WHAT NEEDS TO BE DONE —
Without the pictures, set down the records below word for word.

[Data extracted from a collection]
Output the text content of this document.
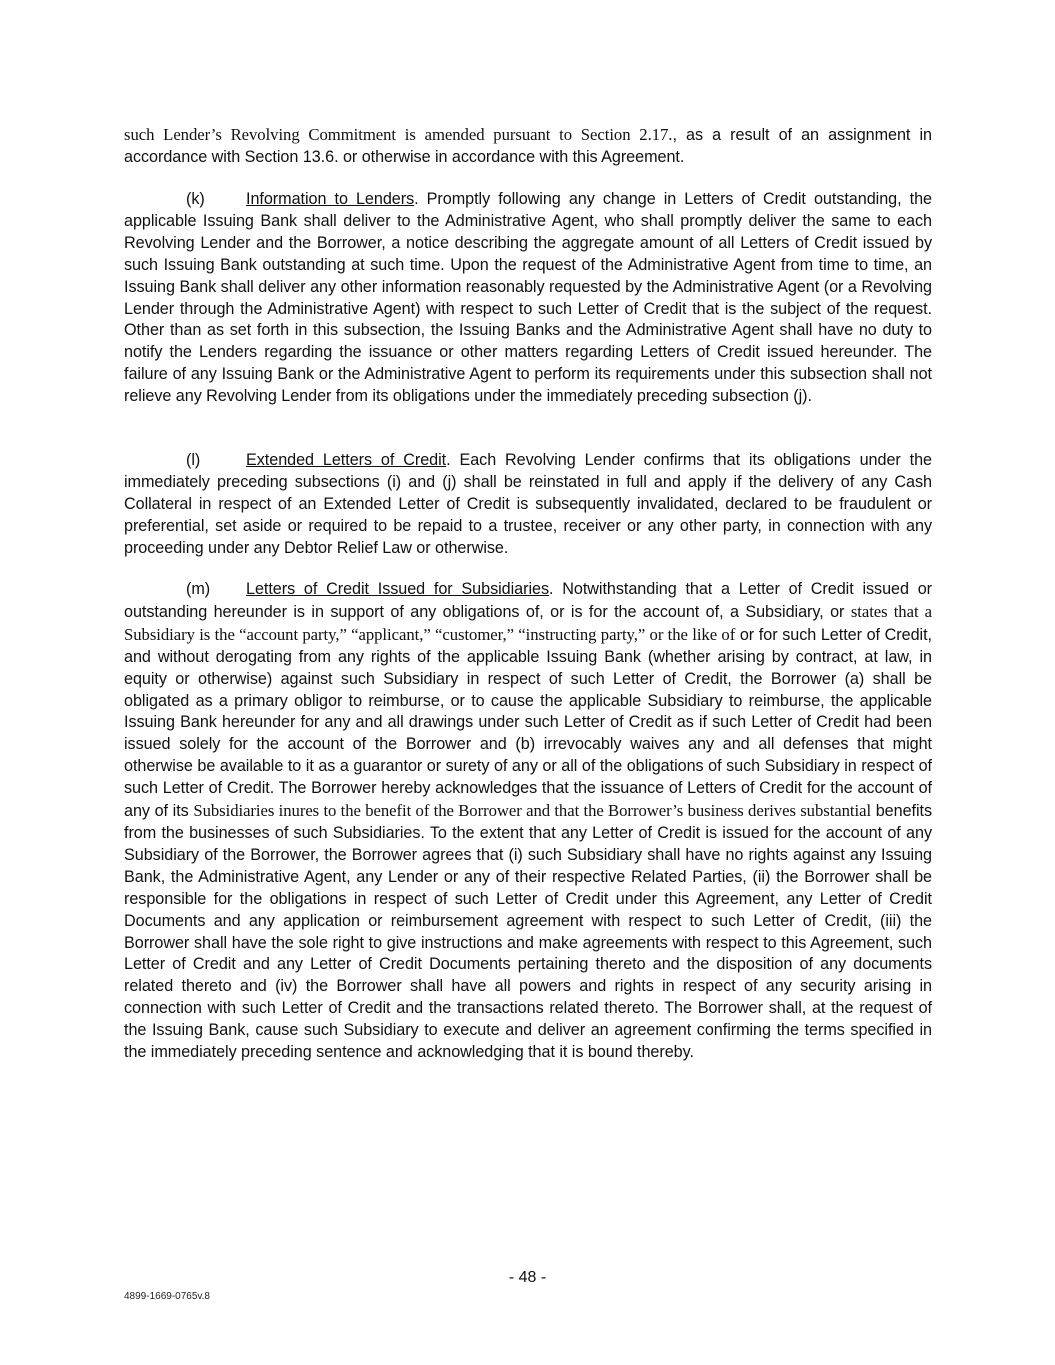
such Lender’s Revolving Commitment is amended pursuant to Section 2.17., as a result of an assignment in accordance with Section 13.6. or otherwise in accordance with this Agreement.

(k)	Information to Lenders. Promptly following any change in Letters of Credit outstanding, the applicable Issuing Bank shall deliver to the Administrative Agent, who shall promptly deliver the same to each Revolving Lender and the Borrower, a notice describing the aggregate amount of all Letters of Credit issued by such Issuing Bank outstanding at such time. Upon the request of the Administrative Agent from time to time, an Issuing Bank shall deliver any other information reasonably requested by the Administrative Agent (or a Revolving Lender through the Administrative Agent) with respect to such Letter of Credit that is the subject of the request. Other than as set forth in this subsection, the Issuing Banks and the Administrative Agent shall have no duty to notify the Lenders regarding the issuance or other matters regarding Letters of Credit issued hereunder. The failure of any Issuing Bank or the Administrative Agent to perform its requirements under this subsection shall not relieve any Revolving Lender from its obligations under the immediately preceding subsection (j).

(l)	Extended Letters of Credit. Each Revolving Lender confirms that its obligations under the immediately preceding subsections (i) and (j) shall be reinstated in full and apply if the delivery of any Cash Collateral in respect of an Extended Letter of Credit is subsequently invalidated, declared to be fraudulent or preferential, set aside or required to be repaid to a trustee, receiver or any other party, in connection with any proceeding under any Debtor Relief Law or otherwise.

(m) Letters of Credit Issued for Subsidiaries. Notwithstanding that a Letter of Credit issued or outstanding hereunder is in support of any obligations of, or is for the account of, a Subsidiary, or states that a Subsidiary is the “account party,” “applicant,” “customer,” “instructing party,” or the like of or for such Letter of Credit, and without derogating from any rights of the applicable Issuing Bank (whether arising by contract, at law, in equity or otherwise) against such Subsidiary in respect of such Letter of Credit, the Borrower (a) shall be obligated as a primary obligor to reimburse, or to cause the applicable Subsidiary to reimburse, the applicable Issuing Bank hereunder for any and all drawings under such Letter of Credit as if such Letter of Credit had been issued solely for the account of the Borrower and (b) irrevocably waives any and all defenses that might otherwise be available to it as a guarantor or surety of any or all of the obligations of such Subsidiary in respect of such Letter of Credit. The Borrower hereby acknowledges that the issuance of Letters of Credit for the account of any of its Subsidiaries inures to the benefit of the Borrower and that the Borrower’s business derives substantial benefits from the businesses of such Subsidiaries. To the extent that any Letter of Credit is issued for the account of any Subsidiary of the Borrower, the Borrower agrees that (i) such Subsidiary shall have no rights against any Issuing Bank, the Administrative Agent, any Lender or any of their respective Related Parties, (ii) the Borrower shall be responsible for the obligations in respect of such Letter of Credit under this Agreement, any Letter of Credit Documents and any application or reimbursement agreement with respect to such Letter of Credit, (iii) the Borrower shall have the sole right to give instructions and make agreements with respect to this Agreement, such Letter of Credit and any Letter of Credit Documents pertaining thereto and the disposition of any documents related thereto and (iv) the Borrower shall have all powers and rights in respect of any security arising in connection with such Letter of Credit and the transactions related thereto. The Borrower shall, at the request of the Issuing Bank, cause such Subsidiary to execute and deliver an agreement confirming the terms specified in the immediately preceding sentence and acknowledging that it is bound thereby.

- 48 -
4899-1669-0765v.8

RIGHT ANSWER —
Output the text content of this document.
such Lender’s Revolving Commitment is amended pursuant to Section 2.17., as a result of an assignment in accordance with Section 13.6. or otherwise in accordance with this Agreement.

(k)	Information to Lenders. Promptly following any change in Letters of Credit outstanding, the applicable Issuing Bank shall deliver to the Administrative Agent, who shall promptly deliver the same to each Revolving Lender and the Borrower, a notice describing the aggregate amount of all Letters of Credit issued by such Issuing Bank outstanding at such time. Upon the request of the Administrative Agent from time to time, an Issuing Bank shall deliver any other information reasonably requested by the Administrative Agent (or a Revolving Lender through the Administrative Agent) with respect to such Letter of Credit that is the subject of the request. Other than as set forth in this subsection, the Issuing Banks and the Administrative Agent shall have no duty to notify the Lenders regarding the issuance or other matters regarding Letters of Credit issued hereunder. The failure of any Issuing Bank or the Administrative Agent to perform its requirements under this subsection shall not relieve any Revolving Lender from its obligations under the immediately preceding subsection (j).

(l)	Extended Letters of Credit. Each Revolving Lender confirms that its obligations under the immediately preceding subsections (i) and (j) shall be reinstated in full and apply if the delivery of any Cash Collateral in respect of an Extended Letter of Credit is subsequently invalidated, declared to be fraudulent or preferential, set aside or required to be repaid to a trustee, receiver or any other party, in connection with any proceeding under any Debtor Relief Law or otherwise.

(m) Letters of Credit Issued for Subsidiaries. Notwithstanding that a Letter of Credit issued or outstanding hereunder is in support of any obligations of, or is for the account of, a Subsidiary, or states that a Subsidiary is the “account party,” “applicant,” “customer,” “instructing party,” or the like of or for such Letter of Credit, and without derogating from any rights of the applicable Issuing Bank (whether arising by contract, at law, in equity or otherwise) against such Subsidiary in respect of such Letter of Credit, the Borrower (a) shall be obligated as a primary obligor to reimburse, or to cause the applicable Subsidiary to reimburse, the applicable Issuing Bank hereunder for any and all drawings under such Letter of Credit as if such Letter of Credit had been issued solely for the account of the Borrower and (b) irrevocably waives any and all defenses that might otherwise be available to it as a guarantor or surety of any or all of the obligations of such Subsidiary in respect of such Letter of Credit. The Borrower hereby acknowledges that the issuance of Letters of Credit for the account of any of its Subsidiaries inures to the benefit of the Borrower and that the Borrower’s business derives substantial benefits from the businesses of such Subsidiaries. To the extent that any Letter of Credit is issued for the account of any Subsidiary of the Borrower, the Borrower agrees that (i) such Subsidiary shall have no rights against any Issuing Bank, the Administrative Agent, any Lender or any of their respective Related Parties, (ii) the Borrower shall be responsible for the obligations in respect of such Letter of Credit under this Agreement, any Letter of Credit Documents and any application or reimbursement agreement with respect to such Letter of Credit, (iii) the Borrower shall have the sole right to give instructions and make agreements with respect to this Agreement, such Letter of Credit and any Letter of Credit Documents pertaining thereto and the disposition of any documents related thereto and (iv) the Borrower shall have all powers and rights in respect of any security arising in connection with such Letter of Credit and the transactions related thereto. The Borrower shall, at the request of the Issuing Bank, cause such Subsidiary to execute and deliver an agreement confirming the terms specified in the immediately preceding sentence and acknowledging that it is bound thereby.

- 48 -
4899-1669-0765v.8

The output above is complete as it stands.